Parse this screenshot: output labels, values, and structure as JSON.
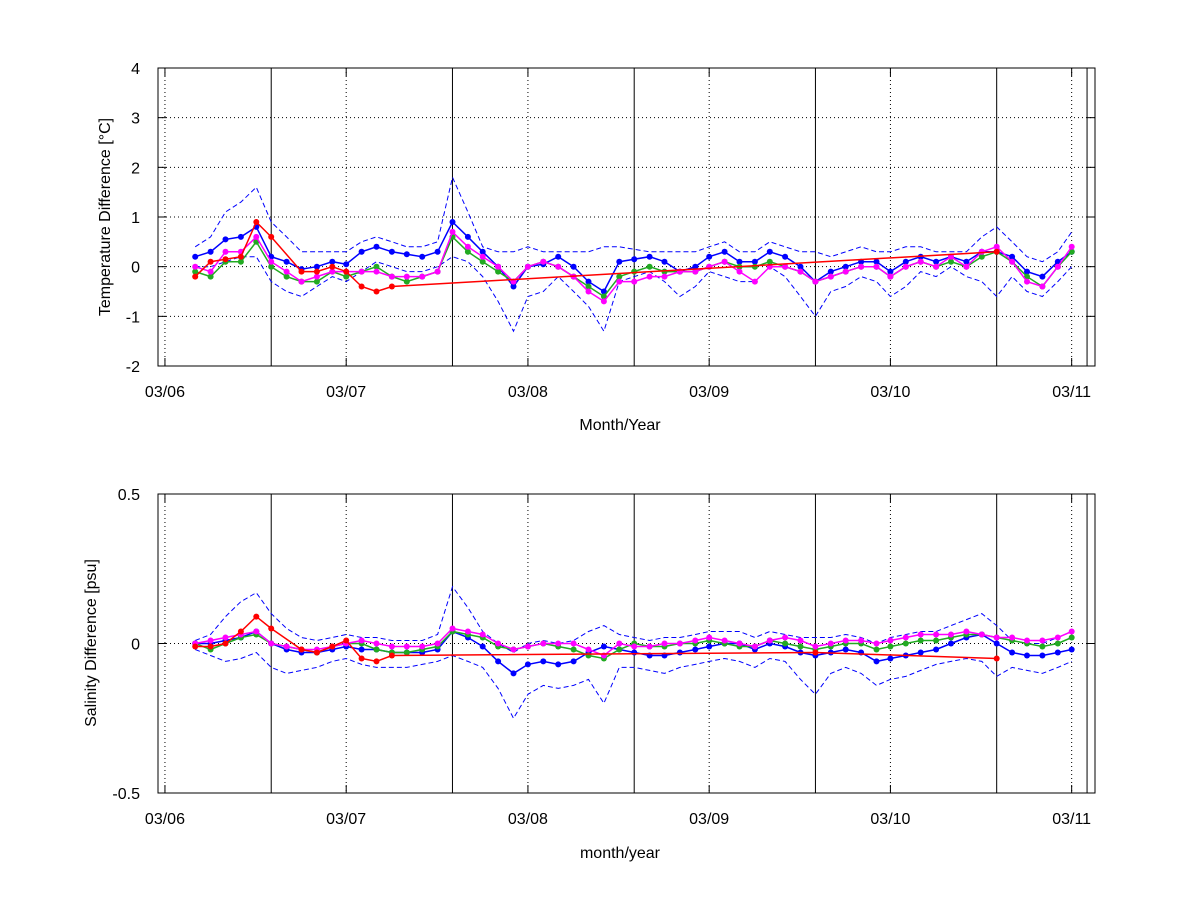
{
  "colors": {
    "blue": "#0000ff",
    "green": "#22aa22",
    "magenta": "#ff00ff",
    "red": "#ff0000",
    "darkred": "#8b0000"
  },
  "chart_data": [
    {
      "type": "line",
      "title": "",
      "xlabel": "Month/Year",
      "ylabel": "Temperature Difference [°C]",
      "xlim": [
        "2006-03-01",
        "2011-05-01"
      ],
      "ylim": [
        -2,
        4
      ],
      "grid": true,
      "x_ticks": [
        "03/06",
        "03/07",
        "03/08",
        "03/09",
        "03/10",
        "03/11"
      ],
      "y_ticks": [
        "-2",
        "-1",
        "0",
        "1",
        "2",
        "3",
        "4"
      ],
      "vertical_lines": [
        "2006-10-15",
        "2007-10-15",
        "2008-10-15",
        "2009-10-15",
        "2010-10-15",
        "2011-04-15"
      ],
      "x": [
        "2006-05-15",
        "2006-06-15",
        "2006-07-15",
        "2006-08-15",
        "2006-09-15",
        "2006-10-15",
        "2006-11-15",
        "2006-12-15",
        "2007-01-15",
        "2007-02-15",
        "2007-03-15",
        "2007-04-15",
        "2007-05-15",
        "2007-06-15",
        "2007-07-15",
        "2007-08-15",
        "2007-09-15",
        "2007-10-15",
        "2007-11-15",
        "2007-12-15",
        "2008-01-15",
        "2008-02-15",
        "2008-03-15",
        "2008-04-15",
        "2008-05-15",
        "2008-06-15",
        "2008-07-15",
        "2008-08-15",
        "2008-09-15",
        "2008-10-15",
        "2008-11-15",
        "2008-12-15",
        "2009-01-15",
        "2009-02-15",
        "2009-03-15",
        "2009-04-15",
        "2009-05-15",
        "2009-06-15",
        "2009-07-15",
        "2009-08-15",
        "2009-09-15",
        "2009-10-15",
        "2009-11-15",
        "2009-12-15",
        "2010-01-15",
        "2010-02-15",
        "2010-03-15",
        "2010-04-15",
        "2010-05-15",
        "2010-06-15",
        "2010-07-15",
        "2010-08-15",
        "2010-09-15",
        "2010-10-15",
        "2010-11-15",
        "2010-12-15",
        "2011-01-15",
        "2011-02-15",
        "2011-03-15"
      ],
      "series": [
        {
          "color": "blue",
          "style": "markers",
          "values": [
            0.2,
            0.3,
            0.55,
            0.6,
            0.8,
            0.2,
            0.1,
            -0.05,
            0.0,
            0.1,
            0.05,
            0.3,
            0.4,
            0.3,
            0.25,
            0.2,
            0.3,
            0.9,
            0.6,
            0.3,
            0.0,
            -0.4,
            0.0,
            0.05,
            0.2,
            0.0,
            -0.3,
            -0.5,
            0.1,
            0.15,
            0.2,
            0.1,
            -0.1,
            0.0,
            0.2,
            0.3,
            0.1,
            0.1,
            0.3,
            0.2,
            0.0,
            -0.3,
            -0.1,
            0.0,
            0.1,
            0.1,
            -0.1,
            0.1,
            0.2,
            0.1,
            0.2,
            0.1,
            0.3,
            0.3,
            0.2,
            -0.1,
            -0.2,
            0.1,
            0.3
          ]
        },
        {
          "color": "blue",
          "style": "dashed-upper",
          "values": [
            0.4,
            0.6,
            1.1,
            1.3,
            1.6,
            0.9,
            0.6,
            0.3,
            0.3,
            0.3,
            0.3,
            0.5,
            0.6,
            0.5,
            0.4,
            0.4,
            0.5,
            1.8,
            1.1,
            0.4,
            0.3,
            0.3,
            0.4,
            0.3,
            0.3,
            0.3,
            0.3,
            0.4,
            0.4,
            0.35,
            0.3,
            0.3,
            0.3,
            0.3,
            0.4,
            0.5,
            0.3,
            0.3,
            0.5,
            0.4,
            0.3,
            0.3,
            0.2,
            0.3,
            0.4,
            0.3,
            0.3,
            0.4,
            0.4,
            0.3,
            0.3,
            0.3,
            0.6,
            0.8,
            0.5,
            0.2,
            0.1,
            0.3,
            0.7
          ]
        },
        {
          "color": "blue",
          "style": "dashed-lower",
          "values": [
            0.0,
            0.0,
            0.1,
            0.2,
            0.2,
            -0.3,
            -0.5,
            -0.6,
            -0.4,
            -0.2,
            -0.3,
            -0.1,
            0.1,
            0.0,
            -0.1,
            -0.1,
            0.0,
            0.2,
            0.1,
            -0.2,
            -0.7,
            -1.3,
            -0.6,
            -0.5,
            -0.2,
            -0.5,
            -0.8,
            -1.3,
            -0.3,
            -0.2,
            -0.1,
            -0.3,
            -0.6,
            -0.4,
            -0.1,
            -0.2,
            -0.3,
            -0.3,
            0.0,
            -0.2,
            -0.6,
            -1.0,
            -0.5,
            -0.4,
            -0.2,
            -0.3,
            -0.6,
            -0.4,
            -0.1,
            -0.2,
            0.0,
            -0.2,
            -0.3,
            -0.6,
            -0.2,
            -0.5,
            -0.6,
            -0.3,
            0.0
          ]
        },
        {
          "color": "green",
          "style": "markers",
          "values": [
            -0.1,
            -0.2,
            0.1,
            0.1,
            0.5,
            0.0,
            -0.2,
            -0.3,
            -0.3,
            -0.1,
            -0.2,
            -0.1,
            0.0,
            -0.2,
            -0.3,
            -0.2,
            -0.1,
            0.6,
            0.3,
            0.1,
            -0.1,
            -0.3,
            0.0,
            0.1,
            0.0,
            -0.2,
            -0.4,
            -0.6,
            -0.2,
            -0.1,
            0.0,
            -0.1,
            -0.1,
            -0.1,
            0.0,
            0.1,
            0.0,
            0.0,
            0.1,
            0.0,
            -0.1,
            -0.3,
            -0.2,
            -0.1,
            0.0,
            0.0,
            -0.2,
            0.0,
            0.1,
            0.0,
            0.1,
            0.0,
            0.2,
            0.3,
            0.1,
            -0.2,
            -0.4,
            0.0,
            0.3
          ]
        },
        {
          "color": "magenta",
          "style": "markers",
          "values": [
            0.0,
            -0.1,
            0.3,
            0.3,
            0.6,
            0.1,
            -0.1,
            -0.3,
            -0.2,
            -0.1,
            -0.1,
            -0.1,
            -0.1,
            -0.2,
            -0.2,
            -0.2,
            -0.1,
            0.7,
            0.4,
            0.2,
            0.0,
            -0.3,
            0.0,
            0.1,
            0.0,
            -0.2,
            -0.5,
            -0.7,
            -0.3,
            -0.3,
            -0.2,
            -0.2,
            -0.1,
            -0.1,
            0.0,
            0.1,
            -0.1,
            -0.3,
            0.0,
            0.0,
            -0.1,
            -0.3,
            -0.2,
            -0.1,
            0.0,
            0.0,
            -0.2,
            0.0,
            0.1,
            0.0,
            0.2,
            0.0,
            0.3,
            0.4,
            0.1,
            -0.3,
            -0.4,
            0.0,
            0.4
          ]
        },
        {
          "color": "red",
          "style": "markers",
          "values": [
            -0.2,
            0.1,
            0.15,
            0.2,
            0.9,
            0.6,
            null,
            -0.1,
            -0.1,
            0.0,
            -0.1,
            -0.4,
            -0.5,
            -0.4,
            null,
            null,
            null,
            null,
            null,
            null,
            null,
            null,
            null,
            null,
            null,
            null,
            null,
            null,
            null,
            null,
            null,
            null,
            null,
            null,
            null,
            null,
            null,
            null,
            null,
            null,
            null,
            null,
            null,
            null,
            null,
            null,
            null,
            null,
            null,
            null,
            null,
            null,
            null,
            0.3,
            null,
            null,
            null,
            null,
            null
          ]
        }
      ]
    },
    {
      "type": "line",
      "title": "",
      "xlabel": "month/year",
      "ylabel": "Salinity Difference [psu]",
      "xlim": [
        "2006-03-01",
        "2011-05-01"
      ],
      "ylim": [
        -0.5,
        0.5
      ],
      "grid": true,
      "x_ticks": [
        "03/06",
        "03/07",
        "03/08",
        "03/09",
        "03/10",
        "03/11"
      ],
      "y_ticks": [
        "-0.5",
        "0",
        "0.5"
      ],
      "vertical_lines": [
        "2006-10-15",
        "2007-10-15",
        "2008-10-15",
        "2009-10-15",
        "2010-10-15",
        "2011-04-15"
      ],
      "x": [
        "2006-05-15",
        "2006-06-15",
        "2006-07-15",
        "2006-08-15",
        "2006-09-15",
        "2006-10-15",
        "2006-11-15",
        "2006-12-15",
        "2007-01-15",
        "2007-02-15",
        "2007-03-15",
        "2007-04-15",
        "2007-05-15",
        "2007-06-15",
        "2007-07-15",
        "2007-08-15",
        "2007-09-15",
        "2007-10-15",
        "2007-11-15",
        "2007-12-15",
        "2008-01-15",
        "2008-02-15",
        "2008-03-15",
        "2008-04-15",
        "2008-05-15",
        "2008-06-15",
        "2008-07-15",
        "2008-08-15",
        "2008-09-15",
        "2008-10-15",
        "2008-11-15",
        "2008-12-15",
        "2009-01-15",
        "2009-02-15",
        "2009-03-15",
        "2009-04-15",
        "2009-05-15",
        "2009-06-15",
        "2009-07-15",
        "2009-08-15",
        "2009-09-15",
        "2009-10-15",
        "2009-11-15",
        "2009-12-15",
        "2010-01-15",
        "2010-02-15",
        "2010-03-15",
        "2010-04-15",
        "2010-05-15",
        "2010-06-15",
        "2010-07-15",
        "2010-08-15",
        "2010-09-15",
        "2010-10-15",
        "2010-11-15",
        "2010-12-15",
        "2011-01-15",
        "2011-02-15",
        "2011-03-15"
      ],
      "series": [
        {
          "color": "blue",
          "style": "markers",
          "values": [
            0.0,
            0.0,
            0.01,
            0.02,
            0.04,
            0.0,
            -0.02,
            -0.03,
            -0.03,
            -0.02,
            -0.01,
            -0.02,
            -0.02,
            -0.03,
            -0.03,
            -0.03,
            -0.02,
            0.04,
            0.02,
            -0.01,
            -0.06,
            -0.1,
            -0.07,
            -0.06,
            -0.07,
            -0.06,
            -0.03,
            -0.01,
            -0.02,
            -0.03,
            -0.04,
            -0.04,
            -0.03,
            -0.02,
            -0.01,
            0.0,
            0.0,
            -0.02,
            0.0,
            -0.01,
            -0.03,
            -0.04,
            -0.03,
            -0.02,
            -0.03,
            -0.06,
            -0.05,
            -0.04,
            -0.03,
            -0.02,
            0.0,
            0.02,
            0.03,
            0.0,
            -0.03,
            -0.04,
            -0.04,
            -0.03,
            -0.02
          ]
        },
        {
          "color": "blue",
          "style": "dashed-upper",
          "values": [
            0.01,
            0.03,
            0.09,
            0.14,
            0.17,
            0.1,
            0.05,
            0.02,
            0.01,
            0.02,
            0.03,
            0.02,
            0.02,
            0.01,
            0.01,
            0.01,
            0.03,
            0.19,
            0.12,
            0.04,
            0.0,
            -0.03,
            0.0,
            0.01,
            0.0,
            0.01,
            0.04,
            0.06,
            0.03,
            0.02,
            0.01,
            0.02,
            0.02,
            0.03,
            0.04,
            0.04,
            0.04,
            0.02,
            0.04,
            0.03,
            0.02,
            0.02,
            0.02,
            0.03,
            0.02,
            0.0,
            0.02,
            0.03,
            0.04,
            0.04,
            0.06,
            0.08,
            0.1,
            0.06,
            0.01,
            0.0,
            0.0,
            0.02,
            0.04
          ]
        },
        {
          "color": "blue",
          "style": "dashed-lower",
          "values": [
            -0.02,
            -0.04,
            -0.06,
            -0.05,
            -0.03,
            -0.08,
            -0.1,
            -0.09,
            -0.08,
            -0.06,
            -0.05,
            -0.07,
            -0.08,
            -0.08,
            -0.08,
            -0.07,
            -0.06,
            -0.04,
            -0.06,
            -0.08,
            -0.15,
            -0.25,
            -0.17,
            -0.14,
            -0.15,
            -0.14,
            -0.12,
            -0.2,
            -0.08,
            -0.08,
            -0.09,
            -0.1,
            -0.08,
            -0.07,
            -0.06,
            -0.05,
            -0.06,
            -0.08,
            -0.05,
            -0.06,
            -0.12,
            -0.17,
            -0.1,
            -0.08,
            -0.1,
            -0.14,
            -0.12,
            -0.11,
            -0.09,
            -0.07,
            -0.06,
            -0.05,
            -0.06,
            -0.11,
            -0.08,
            -0.09,
            -0.1,
            -0.08,
            -0.06
          ]
        },
        {
          "color": "green",
          "style": "markers",
          "values": [
            0.0,
            -0.02,
            0.0,
            0.02,
            0.03,
            0.0,
            -0.01,
            -0.02,
            -0.03,
            -0.01,
            0.0,
            0.0,
            -0.02,
            -0.03,
            -0.03,
            -0.02,
            -0.01,
            0.04,
            0.03,
            0.02,
            -0.01,
            -0.02,
            -0.01,
            0.0,
            -0.01,
            -0.02,
            -0.04,
            -0.05,
            -0.02,
            0.0,
            -0.01,
            -0.01,
            0.0,
            0.0,
            0.01,
            0.0,
            -0.01,
            -0.01,
            0.01,
            0.0,
            -0.01,
            -0.02,
            -0.01,
            0.0,
            0.0,
            -0.02,
            -0.01,
            0.0,
            0.01,
            0.01,
            0.02,
            0.03,
            0.03,
            0.02,
            0.01,
            0.0,
            -0.01,
            0.0,
            0.02
          ]
        },
        {
          "color": "magenta",
          "style": "markers",
          "values": [
            0.0,
            0.01,
            0.02,
            0.03,
            0.04,
            0.0,
            -0.01,
            -0.02,
            -0.02,
            -0.01,
            0.0,
            0.01,
            0.0,
            -0.01,
            -0.01,
            -0.01,
            0.0,
            0.05,
            0.04,
            0.03,
            0.0,
            -0.02,
            -0.01,
            0.0,
            0.0,
            0.0,
            -0.02,
            -0.04,
            0.0,
            -0.01,
            -0.01,
            0.0,
            0.0,
            0.01,
            0.02,
            0.01,
            0.0,
            -0.01,
            0.01,
            0.02,
            0.01,
            -0.01,
            0.0,
            0.01,
            0.01,
            0.0,
            0.01,
            0.02,
            0.03,
            0.03,
            0.03,
            0.04,
            0.03,
            0.02,
            0.02,
            0.01,
            0.01,
            0.02,
            0.04
          ]
        },
        {
          "color": "red",
          "style": "markers",
          "values": [
            -0.01,
            -0.01,
            0.0,
            0.04,
            0.09,
            0.05,
            null,
            -0.02,
            -0.03,
            -0.01,
            0.01,
            -0.05,
            -0.06,
            -0.04,
            null,
            null,
            null,
            null,
            null,
            null,
            null,
            null,
            null,
            null,
            null,
            null,
            null,
            null,
            null,
            null,
            null,
            null,
            null,
            null,
            null,
            null,
            null,
            null,
            null,
            null,
            null,
            -0.03,
            null,
            null,
            null,
            null,
            null,
            null,
            null,
            null,
            null,
            null,
            null,
            -0.05,
            null,
            null,
            null,
            null,
            null
          ]
        }
      ]
    }
  ]
}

++++++++

# WRITTEN PROBLEM:
Copy out every line of the data that includes the word "ylabel".

# ANSWER TO THE PROBLEM:
      "ylabel": "Temperature Difference [°C]",
      "ylabel": "Salinity Difference [psu]",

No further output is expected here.